# Exercise task
Report all lines from the entries below in which "Footer" appears.

# Extracted data
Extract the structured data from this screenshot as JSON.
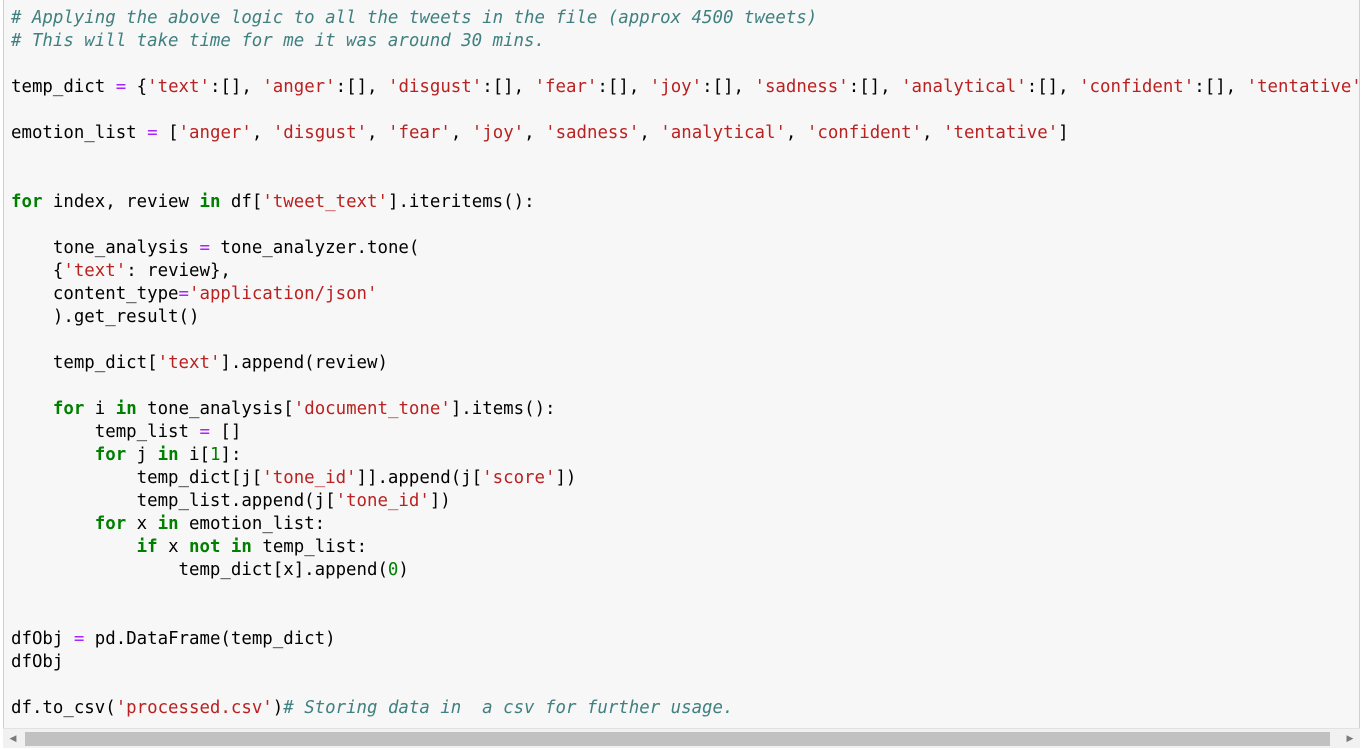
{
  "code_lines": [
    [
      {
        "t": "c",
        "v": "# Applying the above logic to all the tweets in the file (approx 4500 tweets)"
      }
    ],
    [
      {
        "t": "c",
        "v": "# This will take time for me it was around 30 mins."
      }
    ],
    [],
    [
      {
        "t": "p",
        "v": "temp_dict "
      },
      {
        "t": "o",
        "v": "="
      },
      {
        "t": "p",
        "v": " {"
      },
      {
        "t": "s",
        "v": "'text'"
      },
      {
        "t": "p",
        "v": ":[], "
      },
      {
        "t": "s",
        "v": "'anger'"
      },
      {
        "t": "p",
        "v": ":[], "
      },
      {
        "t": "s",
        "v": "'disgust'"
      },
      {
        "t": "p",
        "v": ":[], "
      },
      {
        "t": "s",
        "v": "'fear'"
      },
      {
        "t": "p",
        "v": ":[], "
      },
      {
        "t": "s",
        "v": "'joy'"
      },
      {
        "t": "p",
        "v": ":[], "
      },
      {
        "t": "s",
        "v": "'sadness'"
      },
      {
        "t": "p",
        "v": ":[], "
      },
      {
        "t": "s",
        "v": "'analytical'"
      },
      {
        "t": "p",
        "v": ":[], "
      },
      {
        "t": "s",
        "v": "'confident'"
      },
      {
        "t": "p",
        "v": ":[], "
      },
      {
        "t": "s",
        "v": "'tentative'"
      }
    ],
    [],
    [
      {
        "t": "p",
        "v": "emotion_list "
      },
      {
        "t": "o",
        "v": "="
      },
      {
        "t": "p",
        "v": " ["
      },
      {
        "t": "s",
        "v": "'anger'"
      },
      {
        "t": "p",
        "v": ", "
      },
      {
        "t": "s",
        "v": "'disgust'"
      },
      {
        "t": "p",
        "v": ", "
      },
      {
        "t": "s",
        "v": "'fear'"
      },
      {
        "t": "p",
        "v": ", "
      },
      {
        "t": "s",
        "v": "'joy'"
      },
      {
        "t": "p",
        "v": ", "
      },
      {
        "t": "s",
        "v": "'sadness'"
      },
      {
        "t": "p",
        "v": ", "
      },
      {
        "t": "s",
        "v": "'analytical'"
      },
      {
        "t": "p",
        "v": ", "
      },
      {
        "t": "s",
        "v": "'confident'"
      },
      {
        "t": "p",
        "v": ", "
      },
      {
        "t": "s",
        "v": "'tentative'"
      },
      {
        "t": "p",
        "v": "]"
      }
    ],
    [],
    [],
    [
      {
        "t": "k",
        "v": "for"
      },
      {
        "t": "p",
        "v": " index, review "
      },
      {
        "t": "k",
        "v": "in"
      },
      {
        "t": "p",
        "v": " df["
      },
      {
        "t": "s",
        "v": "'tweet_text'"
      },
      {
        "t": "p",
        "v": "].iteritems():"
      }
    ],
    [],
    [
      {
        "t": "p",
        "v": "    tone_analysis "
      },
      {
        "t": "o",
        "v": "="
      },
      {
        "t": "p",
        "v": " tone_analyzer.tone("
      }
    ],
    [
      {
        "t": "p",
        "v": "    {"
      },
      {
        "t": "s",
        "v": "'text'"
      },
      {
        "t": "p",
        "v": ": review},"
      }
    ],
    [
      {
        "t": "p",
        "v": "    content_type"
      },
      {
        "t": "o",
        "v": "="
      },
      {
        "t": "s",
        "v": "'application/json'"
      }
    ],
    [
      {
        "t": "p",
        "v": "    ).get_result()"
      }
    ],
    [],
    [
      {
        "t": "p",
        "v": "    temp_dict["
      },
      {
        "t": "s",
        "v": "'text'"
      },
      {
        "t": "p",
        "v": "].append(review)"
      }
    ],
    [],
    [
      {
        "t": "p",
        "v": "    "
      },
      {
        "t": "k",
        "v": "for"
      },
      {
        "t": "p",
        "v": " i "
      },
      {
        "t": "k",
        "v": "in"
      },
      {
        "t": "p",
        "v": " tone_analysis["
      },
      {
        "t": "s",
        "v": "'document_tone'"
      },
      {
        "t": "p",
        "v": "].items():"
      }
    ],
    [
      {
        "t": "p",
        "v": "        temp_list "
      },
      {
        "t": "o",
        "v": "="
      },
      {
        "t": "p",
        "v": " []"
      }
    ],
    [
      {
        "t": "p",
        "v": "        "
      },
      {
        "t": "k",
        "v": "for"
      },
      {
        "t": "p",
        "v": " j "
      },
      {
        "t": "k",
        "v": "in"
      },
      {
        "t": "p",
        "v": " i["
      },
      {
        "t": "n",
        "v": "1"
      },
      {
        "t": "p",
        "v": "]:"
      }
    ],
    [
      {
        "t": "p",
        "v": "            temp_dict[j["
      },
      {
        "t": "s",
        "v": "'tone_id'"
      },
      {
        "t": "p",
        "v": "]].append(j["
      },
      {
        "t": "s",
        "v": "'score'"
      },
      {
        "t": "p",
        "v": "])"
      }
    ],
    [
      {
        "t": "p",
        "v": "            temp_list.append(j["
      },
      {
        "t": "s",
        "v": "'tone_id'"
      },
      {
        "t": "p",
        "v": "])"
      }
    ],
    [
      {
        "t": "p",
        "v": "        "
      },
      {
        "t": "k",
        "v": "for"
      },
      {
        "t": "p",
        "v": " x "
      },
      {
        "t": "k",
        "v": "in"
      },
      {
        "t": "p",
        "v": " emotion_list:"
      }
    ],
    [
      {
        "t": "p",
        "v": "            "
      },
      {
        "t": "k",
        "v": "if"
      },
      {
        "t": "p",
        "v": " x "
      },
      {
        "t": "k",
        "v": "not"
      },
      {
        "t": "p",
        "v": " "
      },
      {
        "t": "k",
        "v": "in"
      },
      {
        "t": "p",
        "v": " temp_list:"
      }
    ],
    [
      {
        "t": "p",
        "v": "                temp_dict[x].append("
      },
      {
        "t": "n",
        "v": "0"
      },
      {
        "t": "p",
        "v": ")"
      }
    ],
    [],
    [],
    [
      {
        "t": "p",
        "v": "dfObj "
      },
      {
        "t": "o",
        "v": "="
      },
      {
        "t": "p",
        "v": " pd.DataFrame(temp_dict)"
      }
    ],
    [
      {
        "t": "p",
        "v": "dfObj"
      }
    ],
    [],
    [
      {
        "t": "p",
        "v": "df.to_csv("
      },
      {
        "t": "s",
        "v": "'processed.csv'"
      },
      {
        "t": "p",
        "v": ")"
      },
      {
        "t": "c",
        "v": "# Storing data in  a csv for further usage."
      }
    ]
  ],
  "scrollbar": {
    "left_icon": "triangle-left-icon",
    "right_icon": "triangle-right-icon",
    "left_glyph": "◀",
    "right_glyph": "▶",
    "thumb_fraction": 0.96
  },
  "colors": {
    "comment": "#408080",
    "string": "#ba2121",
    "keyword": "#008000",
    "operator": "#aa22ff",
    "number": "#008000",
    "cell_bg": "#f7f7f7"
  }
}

--

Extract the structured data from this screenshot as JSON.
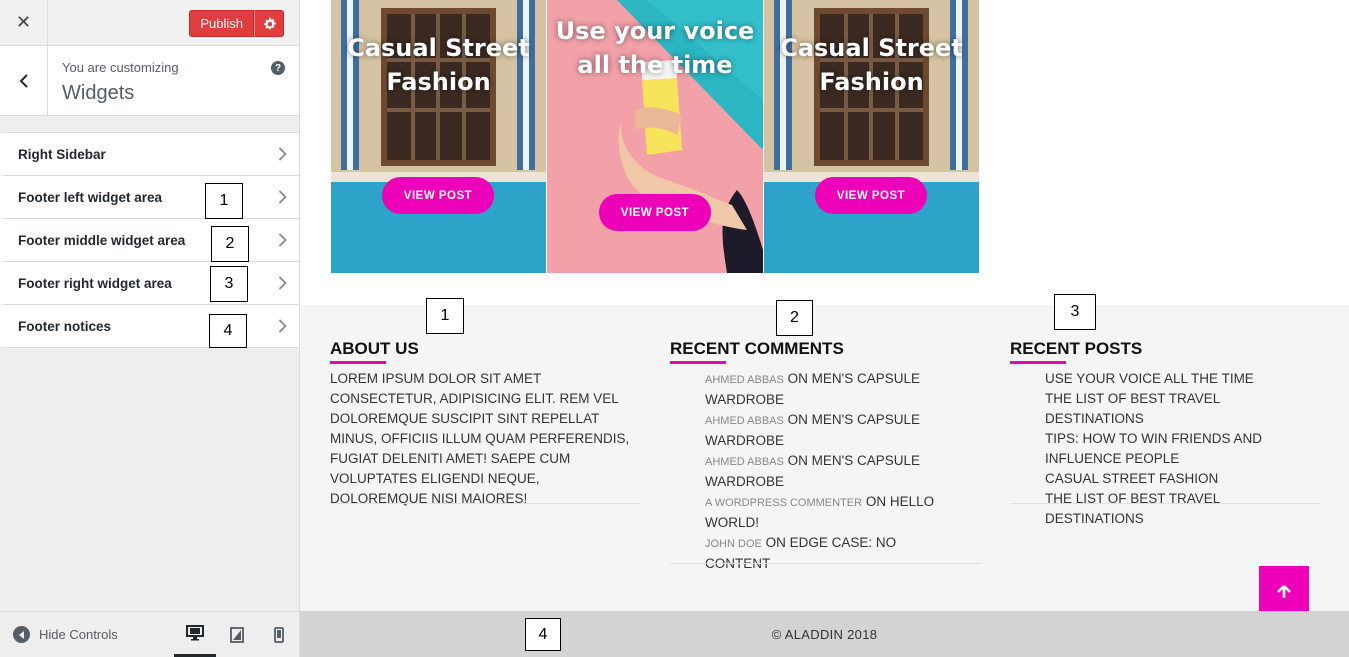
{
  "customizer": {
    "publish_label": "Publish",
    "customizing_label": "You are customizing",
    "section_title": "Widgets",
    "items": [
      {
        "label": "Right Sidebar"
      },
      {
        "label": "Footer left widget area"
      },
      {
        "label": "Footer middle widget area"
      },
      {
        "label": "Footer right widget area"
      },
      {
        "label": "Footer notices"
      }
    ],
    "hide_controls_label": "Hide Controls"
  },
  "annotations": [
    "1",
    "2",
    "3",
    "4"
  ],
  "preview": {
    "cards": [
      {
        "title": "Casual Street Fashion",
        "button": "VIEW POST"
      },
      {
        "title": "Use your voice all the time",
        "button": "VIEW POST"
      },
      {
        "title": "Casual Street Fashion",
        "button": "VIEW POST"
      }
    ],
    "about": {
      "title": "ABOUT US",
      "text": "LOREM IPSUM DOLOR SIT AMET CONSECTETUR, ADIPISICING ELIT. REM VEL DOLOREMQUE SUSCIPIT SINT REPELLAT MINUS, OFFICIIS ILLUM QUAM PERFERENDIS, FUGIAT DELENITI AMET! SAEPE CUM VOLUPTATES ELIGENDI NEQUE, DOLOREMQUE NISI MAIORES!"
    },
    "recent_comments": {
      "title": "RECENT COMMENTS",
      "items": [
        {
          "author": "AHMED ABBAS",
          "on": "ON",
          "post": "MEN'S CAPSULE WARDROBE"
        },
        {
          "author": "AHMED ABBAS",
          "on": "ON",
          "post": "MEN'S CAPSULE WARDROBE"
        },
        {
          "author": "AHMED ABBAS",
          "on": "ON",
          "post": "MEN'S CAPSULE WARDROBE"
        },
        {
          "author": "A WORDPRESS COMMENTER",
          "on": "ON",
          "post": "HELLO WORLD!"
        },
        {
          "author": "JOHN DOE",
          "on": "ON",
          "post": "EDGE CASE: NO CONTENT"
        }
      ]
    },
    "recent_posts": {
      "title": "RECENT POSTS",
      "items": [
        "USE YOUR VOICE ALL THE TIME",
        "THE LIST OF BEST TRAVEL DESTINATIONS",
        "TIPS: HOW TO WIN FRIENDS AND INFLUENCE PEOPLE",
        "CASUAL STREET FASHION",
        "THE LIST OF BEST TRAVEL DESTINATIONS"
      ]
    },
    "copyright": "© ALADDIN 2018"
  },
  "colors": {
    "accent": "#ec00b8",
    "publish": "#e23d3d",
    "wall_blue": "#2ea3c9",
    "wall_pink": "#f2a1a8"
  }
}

# Solution for this problem
        "label": "Footer left widget area"
        "label": "Footer middle widget area"
        "label": "Footer right widget area"
        "label": "Footer notices"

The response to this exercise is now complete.